■ **RECORDED INFORMATION**
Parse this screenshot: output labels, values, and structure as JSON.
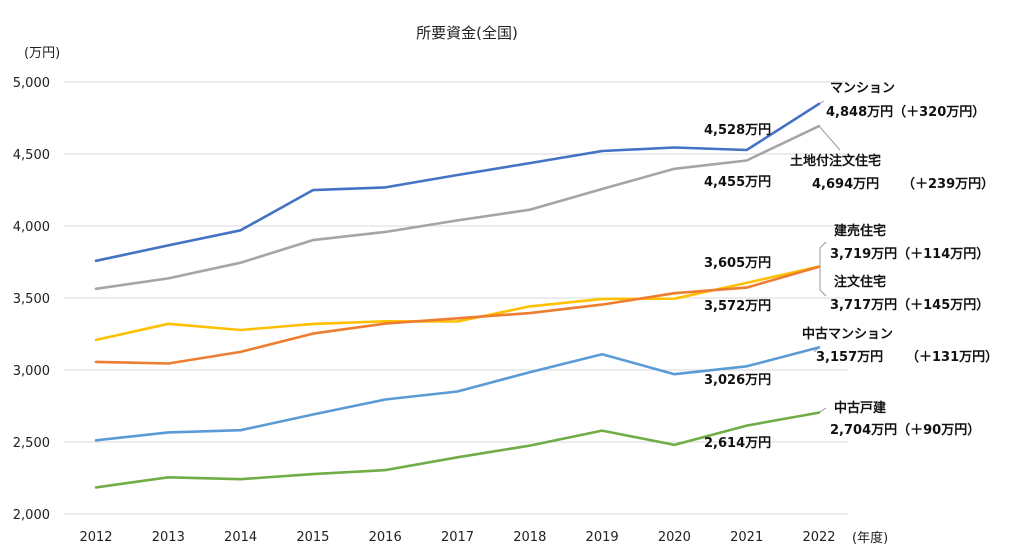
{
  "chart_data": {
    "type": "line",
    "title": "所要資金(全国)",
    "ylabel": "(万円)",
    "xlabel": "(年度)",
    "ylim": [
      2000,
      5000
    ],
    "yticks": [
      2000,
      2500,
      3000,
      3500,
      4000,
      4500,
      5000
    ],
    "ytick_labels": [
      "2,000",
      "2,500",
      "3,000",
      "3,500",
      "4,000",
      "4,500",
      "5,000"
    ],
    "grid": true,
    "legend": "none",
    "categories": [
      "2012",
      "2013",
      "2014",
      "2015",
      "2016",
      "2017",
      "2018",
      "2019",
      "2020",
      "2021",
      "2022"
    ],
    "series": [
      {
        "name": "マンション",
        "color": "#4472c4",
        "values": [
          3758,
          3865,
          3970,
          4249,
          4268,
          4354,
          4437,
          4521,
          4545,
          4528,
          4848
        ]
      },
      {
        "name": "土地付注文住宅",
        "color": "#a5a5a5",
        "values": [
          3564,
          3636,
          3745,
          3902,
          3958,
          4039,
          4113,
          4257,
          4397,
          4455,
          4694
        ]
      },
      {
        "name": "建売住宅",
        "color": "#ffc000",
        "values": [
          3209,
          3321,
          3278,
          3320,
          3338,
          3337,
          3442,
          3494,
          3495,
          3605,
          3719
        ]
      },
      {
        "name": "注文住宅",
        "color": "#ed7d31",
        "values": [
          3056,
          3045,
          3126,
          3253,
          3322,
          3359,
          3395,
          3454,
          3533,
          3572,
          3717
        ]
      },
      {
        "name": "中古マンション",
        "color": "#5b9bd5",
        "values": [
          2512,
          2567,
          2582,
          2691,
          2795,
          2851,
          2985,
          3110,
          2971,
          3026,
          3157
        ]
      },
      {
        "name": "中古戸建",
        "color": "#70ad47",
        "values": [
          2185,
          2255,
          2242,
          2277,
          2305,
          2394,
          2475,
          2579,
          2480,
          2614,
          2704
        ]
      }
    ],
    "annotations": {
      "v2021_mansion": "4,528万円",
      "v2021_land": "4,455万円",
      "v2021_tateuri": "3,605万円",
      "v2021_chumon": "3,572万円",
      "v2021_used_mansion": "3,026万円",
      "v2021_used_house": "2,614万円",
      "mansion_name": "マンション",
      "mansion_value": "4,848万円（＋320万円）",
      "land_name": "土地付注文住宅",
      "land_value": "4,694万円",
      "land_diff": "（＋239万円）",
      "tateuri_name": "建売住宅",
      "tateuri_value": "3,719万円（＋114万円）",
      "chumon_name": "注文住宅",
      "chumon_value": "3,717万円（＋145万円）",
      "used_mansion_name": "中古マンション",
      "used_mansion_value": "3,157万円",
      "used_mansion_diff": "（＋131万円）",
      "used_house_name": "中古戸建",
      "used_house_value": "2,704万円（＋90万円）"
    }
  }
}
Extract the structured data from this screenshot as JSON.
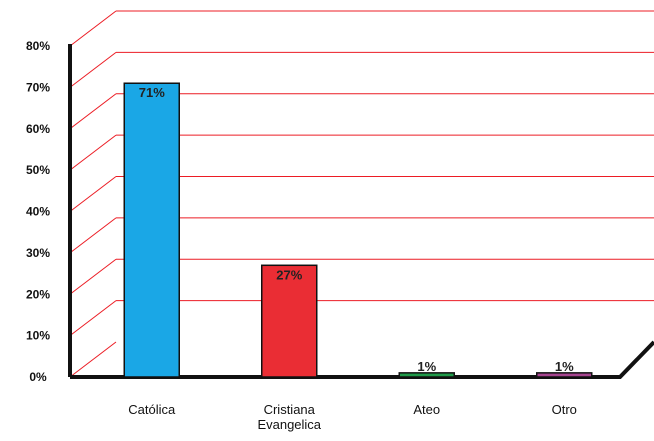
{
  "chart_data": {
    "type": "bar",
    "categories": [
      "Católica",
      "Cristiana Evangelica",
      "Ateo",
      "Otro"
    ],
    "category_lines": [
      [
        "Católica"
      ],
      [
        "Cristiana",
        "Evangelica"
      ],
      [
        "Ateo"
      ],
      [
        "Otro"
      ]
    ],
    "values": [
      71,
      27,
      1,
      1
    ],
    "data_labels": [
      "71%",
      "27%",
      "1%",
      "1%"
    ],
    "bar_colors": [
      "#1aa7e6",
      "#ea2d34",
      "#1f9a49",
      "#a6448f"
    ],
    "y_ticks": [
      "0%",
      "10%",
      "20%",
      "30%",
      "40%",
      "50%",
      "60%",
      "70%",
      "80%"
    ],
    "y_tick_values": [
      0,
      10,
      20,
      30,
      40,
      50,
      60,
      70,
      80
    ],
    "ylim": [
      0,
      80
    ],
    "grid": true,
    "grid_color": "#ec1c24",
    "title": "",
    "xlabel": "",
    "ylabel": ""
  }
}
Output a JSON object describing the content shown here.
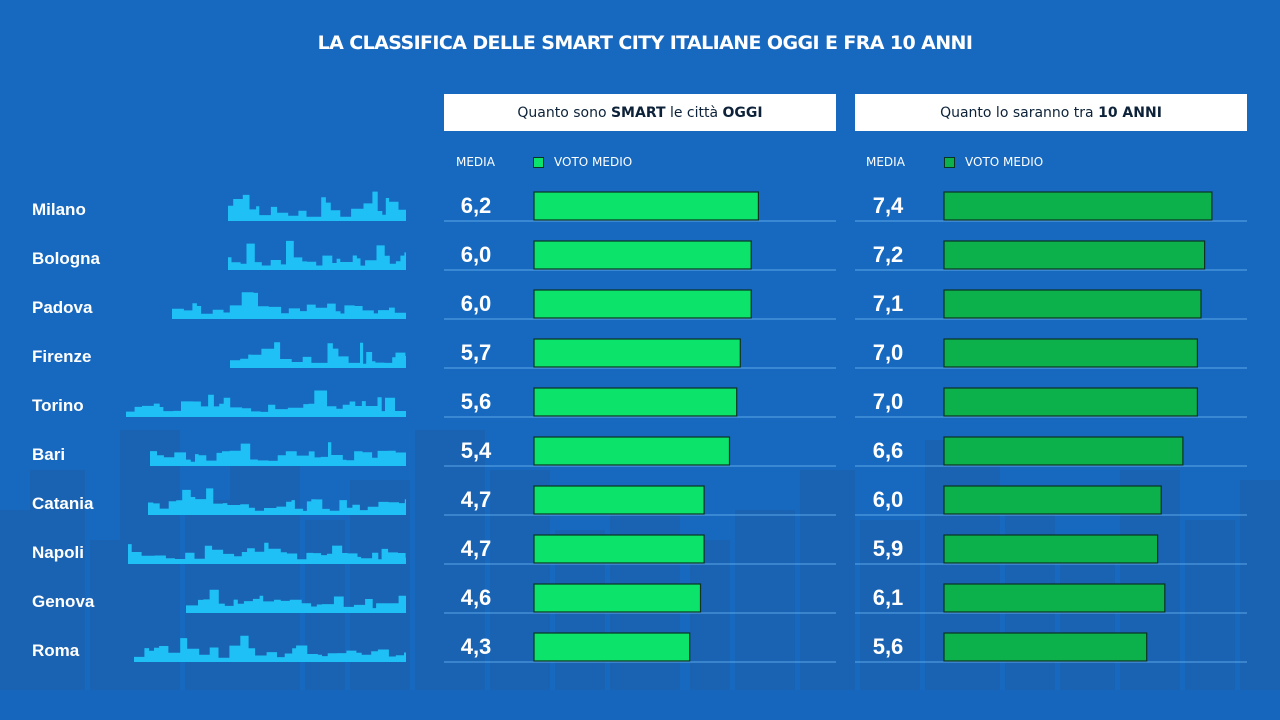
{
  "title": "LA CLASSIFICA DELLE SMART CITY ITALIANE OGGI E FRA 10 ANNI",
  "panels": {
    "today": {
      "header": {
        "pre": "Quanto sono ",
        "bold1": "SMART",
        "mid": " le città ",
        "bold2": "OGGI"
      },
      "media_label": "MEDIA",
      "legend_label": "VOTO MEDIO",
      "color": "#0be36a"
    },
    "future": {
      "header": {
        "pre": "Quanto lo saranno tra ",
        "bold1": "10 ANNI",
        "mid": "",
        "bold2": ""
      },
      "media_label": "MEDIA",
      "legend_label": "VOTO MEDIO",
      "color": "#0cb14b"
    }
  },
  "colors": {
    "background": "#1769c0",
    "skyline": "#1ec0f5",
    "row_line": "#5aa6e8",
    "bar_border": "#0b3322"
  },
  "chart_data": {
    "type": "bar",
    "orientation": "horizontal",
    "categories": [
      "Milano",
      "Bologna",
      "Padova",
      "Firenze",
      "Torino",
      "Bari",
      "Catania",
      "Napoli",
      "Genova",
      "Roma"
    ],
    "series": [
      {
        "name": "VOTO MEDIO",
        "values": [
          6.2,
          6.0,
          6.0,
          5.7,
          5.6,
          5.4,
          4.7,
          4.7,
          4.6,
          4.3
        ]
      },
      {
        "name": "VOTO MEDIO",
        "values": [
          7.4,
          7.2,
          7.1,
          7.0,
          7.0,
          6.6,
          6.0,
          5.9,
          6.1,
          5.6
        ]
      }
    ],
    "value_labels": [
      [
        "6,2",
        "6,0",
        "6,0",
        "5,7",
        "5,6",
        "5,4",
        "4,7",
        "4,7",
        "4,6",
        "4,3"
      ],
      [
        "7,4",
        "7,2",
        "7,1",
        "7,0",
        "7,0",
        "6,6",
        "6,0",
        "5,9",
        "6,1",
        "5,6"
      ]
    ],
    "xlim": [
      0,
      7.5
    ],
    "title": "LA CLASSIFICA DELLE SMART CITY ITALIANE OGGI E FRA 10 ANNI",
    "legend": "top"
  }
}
==
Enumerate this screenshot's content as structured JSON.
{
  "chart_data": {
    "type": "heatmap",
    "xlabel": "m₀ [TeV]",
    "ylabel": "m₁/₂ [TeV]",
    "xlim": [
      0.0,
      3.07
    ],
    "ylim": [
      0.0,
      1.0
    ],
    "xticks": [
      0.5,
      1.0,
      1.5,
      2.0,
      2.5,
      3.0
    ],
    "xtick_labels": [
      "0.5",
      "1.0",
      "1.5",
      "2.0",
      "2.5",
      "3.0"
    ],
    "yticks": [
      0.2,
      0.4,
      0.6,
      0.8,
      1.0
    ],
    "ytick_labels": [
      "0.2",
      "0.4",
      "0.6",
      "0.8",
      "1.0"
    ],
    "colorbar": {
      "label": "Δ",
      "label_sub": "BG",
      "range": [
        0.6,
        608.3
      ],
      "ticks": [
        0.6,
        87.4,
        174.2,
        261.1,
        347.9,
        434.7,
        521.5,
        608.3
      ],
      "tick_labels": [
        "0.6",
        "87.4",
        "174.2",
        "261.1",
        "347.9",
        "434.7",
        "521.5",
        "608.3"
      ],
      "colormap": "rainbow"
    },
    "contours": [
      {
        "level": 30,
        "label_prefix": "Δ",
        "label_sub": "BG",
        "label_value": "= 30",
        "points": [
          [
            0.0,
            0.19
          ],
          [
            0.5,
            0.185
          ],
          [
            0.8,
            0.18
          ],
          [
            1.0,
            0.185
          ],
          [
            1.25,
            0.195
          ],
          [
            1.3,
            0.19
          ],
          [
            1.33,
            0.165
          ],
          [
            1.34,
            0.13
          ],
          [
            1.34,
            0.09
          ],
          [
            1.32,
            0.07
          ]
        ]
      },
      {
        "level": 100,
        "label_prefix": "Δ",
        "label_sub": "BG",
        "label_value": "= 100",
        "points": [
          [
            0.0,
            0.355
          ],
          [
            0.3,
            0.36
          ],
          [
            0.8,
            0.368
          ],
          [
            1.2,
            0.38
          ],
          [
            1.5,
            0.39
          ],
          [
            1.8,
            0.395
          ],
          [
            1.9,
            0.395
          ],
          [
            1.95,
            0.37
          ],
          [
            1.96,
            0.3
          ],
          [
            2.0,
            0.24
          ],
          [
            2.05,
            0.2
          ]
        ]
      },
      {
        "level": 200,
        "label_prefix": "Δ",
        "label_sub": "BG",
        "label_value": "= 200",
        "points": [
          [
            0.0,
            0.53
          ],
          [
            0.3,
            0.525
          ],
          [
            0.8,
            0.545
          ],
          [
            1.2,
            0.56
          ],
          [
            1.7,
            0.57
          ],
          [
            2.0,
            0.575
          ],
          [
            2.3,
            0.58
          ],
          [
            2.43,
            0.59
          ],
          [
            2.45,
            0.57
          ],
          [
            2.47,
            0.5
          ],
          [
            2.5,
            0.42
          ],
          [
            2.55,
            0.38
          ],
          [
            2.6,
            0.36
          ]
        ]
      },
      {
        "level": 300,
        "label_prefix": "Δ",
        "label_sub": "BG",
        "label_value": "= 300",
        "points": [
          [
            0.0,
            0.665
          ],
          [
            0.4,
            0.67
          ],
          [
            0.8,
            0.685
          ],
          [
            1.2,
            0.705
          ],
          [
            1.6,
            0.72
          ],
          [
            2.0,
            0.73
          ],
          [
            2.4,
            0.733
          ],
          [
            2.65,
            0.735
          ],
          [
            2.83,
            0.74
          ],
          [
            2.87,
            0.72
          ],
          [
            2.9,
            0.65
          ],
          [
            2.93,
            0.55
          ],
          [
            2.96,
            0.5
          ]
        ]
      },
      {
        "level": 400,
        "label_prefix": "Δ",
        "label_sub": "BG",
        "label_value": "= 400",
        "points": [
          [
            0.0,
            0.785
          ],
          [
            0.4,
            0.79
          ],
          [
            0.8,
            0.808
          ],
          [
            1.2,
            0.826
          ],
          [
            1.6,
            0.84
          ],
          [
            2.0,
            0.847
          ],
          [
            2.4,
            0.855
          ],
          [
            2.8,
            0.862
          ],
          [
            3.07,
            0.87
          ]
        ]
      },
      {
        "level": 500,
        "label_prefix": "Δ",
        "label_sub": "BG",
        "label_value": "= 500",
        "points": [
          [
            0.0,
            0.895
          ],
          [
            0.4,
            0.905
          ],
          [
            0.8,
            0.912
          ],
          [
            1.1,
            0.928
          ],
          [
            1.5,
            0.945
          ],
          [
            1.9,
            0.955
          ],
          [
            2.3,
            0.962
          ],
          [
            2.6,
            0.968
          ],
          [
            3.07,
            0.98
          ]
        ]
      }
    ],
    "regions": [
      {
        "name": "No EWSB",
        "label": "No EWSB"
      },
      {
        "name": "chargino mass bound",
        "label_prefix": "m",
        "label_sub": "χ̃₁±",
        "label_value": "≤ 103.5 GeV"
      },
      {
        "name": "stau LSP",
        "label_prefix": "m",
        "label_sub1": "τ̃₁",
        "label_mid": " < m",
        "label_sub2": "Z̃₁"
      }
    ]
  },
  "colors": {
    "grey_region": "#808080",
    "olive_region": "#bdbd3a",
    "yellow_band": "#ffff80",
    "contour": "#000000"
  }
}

■ **WHAT IS BEING ASKED**
Copy every line from the records above that contains the word "this".

■ **EXERCISE RESPONSE**
Parse this screenshot: output labels, values, and structure as JSON.
Extract the structured data from this screenshot as JSON.
Enumerate this screenshot's content as structured JSON.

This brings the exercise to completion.